▶ **STATED EXERCISE**:
Find the lines with the string "refresh" and return them.

☆ ☆ ☆ ☆ ☆

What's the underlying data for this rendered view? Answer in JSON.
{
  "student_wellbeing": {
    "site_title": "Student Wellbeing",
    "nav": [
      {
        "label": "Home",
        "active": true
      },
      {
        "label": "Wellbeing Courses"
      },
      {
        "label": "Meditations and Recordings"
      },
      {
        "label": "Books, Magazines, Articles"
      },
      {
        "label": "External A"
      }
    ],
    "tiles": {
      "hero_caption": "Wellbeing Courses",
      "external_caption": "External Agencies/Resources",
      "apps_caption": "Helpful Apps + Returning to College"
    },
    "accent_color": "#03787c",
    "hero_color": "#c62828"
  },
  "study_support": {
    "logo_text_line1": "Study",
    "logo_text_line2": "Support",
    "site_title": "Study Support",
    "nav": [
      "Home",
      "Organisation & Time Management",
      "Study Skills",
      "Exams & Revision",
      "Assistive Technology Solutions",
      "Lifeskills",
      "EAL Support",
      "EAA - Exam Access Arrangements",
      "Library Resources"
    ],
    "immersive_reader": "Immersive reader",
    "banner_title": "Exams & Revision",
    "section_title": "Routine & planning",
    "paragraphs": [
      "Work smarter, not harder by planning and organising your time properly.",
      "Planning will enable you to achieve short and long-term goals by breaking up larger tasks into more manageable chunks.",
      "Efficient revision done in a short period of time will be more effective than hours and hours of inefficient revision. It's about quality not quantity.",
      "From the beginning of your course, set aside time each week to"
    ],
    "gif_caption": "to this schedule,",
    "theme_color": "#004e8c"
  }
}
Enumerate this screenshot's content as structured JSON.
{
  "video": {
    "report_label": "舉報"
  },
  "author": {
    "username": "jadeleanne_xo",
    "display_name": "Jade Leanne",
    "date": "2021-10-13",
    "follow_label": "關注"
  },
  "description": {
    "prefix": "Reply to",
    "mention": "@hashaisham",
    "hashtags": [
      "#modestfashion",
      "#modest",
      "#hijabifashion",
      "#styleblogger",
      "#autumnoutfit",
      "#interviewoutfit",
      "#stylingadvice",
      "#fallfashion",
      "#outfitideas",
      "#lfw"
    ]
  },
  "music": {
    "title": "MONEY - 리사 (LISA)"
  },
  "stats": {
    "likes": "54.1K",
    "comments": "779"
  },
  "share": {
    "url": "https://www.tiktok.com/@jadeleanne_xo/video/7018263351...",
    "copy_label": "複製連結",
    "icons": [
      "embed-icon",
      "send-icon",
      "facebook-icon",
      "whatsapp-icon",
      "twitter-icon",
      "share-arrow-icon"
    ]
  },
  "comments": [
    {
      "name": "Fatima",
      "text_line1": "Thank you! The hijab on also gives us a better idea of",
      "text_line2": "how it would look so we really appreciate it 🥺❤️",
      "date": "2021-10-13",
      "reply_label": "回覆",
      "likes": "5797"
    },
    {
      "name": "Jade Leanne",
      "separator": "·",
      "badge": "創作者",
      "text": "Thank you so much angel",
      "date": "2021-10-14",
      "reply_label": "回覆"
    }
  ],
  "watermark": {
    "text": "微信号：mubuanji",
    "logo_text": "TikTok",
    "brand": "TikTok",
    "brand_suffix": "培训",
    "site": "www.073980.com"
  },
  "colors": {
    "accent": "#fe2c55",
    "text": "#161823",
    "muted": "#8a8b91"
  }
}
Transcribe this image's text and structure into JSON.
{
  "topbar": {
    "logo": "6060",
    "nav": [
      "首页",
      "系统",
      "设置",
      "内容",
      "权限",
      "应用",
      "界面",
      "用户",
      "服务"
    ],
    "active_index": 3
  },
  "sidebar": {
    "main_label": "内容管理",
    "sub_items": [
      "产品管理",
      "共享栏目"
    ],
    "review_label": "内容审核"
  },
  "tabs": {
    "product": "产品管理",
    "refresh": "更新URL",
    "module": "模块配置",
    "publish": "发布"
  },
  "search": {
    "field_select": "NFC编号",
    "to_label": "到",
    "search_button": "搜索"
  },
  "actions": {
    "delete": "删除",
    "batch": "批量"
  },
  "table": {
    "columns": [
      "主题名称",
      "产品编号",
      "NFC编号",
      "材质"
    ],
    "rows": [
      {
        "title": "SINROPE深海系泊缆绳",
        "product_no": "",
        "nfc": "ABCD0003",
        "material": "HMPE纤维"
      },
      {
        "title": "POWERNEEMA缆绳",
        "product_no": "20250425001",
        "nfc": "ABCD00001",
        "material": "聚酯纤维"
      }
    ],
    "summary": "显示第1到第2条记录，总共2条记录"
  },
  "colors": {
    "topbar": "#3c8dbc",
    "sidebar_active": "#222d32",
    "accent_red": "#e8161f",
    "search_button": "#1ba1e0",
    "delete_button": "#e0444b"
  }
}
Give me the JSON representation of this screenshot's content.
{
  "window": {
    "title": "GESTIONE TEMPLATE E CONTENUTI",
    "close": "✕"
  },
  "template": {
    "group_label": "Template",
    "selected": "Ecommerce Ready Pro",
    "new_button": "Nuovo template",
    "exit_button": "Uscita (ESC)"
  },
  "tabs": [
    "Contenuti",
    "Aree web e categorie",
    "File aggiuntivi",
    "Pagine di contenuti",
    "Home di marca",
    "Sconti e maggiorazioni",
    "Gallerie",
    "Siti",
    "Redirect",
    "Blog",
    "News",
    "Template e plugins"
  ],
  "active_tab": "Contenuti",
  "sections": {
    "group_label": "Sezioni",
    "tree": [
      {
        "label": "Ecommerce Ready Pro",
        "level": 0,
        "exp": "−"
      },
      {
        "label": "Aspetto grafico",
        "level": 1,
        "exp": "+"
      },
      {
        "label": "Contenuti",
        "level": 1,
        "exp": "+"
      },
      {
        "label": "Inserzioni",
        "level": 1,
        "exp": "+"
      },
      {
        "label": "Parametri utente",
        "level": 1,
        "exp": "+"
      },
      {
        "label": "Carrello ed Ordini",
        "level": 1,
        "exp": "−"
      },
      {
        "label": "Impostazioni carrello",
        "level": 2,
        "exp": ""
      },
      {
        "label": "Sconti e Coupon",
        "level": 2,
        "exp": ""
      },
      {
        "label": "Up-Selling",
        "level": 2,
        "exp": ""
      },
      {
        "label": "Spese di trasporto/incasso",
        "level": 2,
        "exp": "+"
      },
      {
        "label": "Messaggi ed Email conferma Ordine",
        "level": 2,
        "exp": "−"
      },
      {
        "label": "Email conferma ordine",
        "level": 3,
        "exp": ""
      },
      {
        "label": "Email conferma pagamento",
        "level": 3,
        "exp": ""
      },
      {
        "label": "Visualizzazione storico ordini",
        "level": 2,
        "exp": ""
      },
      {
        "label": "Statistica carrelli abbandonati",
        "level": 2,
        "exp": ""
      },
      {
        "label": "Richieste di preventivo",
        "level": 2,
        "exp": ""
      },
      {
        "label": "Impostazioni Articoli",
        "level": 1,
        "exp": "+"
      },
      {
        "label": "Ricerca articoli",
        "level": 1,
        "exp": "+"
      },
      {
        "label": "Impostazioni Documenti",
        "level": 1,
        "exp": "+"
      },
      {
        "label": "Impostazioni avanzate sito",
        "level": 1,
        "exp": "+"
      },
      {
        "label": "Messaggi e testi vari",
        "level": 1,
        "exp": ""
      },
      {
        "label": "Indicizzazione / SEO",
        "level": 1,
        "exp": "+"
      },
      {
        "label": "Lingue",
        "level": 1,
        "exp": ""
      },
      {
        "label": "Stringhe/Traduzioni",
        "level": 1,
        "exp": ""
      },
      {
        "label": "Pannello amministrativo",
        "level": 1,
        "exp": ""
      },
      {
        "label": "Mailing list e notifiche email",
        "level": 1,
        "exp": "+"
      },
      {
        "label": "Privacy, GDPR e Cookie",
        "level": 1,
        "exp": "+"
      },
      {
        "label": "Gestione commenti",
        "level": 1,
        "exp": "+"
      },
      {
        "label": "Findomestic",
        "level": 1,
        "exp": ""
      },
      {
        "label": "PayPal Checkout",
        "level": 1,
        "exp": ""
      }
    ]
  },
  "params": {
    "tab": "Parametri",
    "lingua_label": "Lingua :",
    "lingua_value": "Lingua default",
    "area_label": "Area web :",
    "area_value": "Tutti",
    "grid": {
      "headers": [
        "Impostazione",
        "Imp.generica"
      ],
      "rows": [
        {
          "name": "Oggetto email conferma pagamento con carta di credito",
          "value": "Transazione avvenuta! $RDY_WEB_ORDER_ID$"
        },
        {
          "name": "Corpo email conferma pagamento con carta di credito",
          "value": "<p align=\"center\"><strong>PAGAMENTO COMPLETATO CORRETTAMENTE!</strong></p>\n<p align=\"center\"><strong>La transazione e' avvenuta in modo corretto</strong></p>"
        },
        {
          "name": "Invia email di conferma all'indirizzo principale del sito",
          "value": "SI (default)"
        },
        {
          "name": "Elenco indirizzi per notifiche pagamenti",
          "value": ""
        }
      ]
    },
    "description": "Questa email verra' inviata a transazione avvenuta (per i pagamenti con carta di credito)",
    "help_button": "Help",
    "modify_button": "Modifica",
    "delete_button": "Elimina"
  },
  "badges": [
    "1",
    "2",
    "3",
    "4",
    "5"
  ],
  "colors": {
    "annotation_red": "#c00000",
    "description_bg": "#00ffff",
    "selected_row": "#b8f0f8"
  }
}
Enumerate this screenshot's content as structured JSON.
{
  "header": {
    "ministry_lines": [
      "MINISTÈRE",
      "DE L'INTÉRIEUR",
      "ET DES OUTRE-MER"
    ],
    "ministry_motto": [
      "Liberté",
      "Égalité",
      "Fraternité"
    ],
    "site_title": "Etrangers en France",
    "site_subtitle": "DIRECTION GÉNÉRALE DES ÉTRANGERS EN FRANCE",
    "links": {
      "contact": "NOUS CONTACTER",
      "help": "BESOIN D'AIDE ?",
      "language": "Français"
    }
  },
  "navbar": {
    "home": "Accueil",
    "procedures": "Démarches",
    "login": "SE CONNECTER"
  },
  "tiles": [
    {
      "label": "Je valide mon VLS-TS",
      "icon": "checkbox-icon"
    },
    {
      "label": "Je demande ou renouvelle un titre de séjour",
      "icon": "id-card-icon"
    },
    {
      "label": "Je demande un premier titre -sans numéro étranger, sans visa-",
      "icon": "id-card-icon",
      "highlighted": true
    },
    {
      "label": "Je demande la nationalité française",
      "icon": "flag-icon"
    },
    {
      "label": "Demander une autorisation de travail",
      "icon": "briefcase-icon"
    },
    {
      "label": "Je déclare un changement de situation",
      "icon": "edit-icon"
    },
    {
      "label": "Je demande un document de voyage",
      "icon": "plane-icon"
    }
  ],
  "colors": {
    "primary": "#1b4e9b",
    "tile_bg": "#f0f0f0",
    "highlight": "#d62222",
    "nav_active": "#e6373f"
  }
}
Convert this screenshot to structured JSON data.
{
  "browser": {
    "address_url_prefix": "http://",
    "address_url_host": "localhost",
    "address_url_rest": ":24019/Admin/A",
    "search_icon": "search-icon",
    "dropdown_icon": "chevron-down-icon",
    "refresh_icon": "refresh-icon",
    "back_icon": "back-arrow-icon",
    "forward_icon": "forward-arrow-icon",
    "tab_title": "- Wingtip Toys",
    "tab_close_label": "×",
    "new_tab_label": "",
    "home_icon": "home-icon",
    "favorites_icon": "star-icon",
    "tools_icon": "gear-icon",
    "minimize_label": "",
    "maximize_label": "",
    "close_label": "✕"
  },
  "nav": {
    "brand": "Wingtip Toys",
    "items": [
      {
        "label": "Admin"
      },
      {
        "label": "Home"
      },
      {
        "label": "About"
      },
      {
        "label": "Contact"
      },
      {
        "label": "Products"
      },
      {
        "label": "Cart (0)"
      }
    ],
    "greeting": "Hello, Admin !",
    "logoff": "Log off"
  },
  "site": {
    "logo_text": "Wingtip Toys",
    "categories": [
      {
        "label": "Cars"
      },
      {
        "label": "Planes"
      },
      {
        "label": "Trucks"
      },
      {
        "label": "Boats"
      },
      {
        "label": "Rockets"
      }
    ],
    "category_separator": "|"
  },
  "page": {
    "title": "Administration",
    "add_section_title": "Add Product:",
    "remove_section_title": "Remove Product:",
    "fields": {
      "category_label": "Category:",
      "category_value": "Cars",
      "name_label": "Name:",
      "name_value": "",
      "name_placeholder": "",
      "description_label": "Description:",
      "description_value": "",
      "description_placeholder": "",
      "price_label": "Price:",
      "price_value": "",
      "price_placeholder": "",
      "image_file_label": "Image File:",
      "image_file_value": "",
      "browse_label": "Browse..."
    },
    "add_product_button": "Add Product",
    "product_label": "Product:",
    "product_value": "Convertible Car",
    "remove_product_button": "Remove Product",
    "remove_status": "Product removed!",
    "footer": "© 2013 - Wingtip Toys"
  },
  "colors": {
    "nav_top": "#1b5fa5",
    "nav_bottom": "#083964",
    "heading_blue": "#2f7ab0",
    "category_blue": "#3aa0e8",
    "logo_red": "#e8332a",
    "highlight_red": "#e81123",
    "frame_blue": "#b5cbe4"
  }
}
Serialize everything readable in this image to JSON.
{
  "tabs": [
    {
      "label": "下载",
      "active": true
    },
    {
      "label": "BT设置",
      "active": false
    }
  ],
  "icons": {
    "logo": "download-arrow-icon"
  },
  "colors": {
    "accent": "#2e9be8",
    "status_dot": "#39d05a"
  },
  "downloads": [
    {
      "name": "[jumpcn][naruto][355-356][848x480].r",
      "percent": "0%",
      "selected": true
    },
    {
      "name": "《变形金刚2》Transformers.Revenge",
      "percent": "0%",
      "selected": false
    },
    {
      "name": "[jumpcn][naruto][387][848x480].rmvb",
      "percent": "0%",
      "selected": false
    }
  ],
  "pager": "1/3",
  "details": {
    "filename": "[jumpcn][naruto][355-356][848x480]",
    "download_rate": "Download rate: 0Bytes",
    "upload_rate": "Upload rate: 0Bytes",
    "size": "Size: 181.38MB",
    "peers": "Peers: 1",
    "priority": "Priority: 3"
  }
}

☆ ☆ ☆ ☆ ☆

▶ **TASK ANSWER**:
    "refresh": "更新URL",
    "refresh_icon": "refresh-icon",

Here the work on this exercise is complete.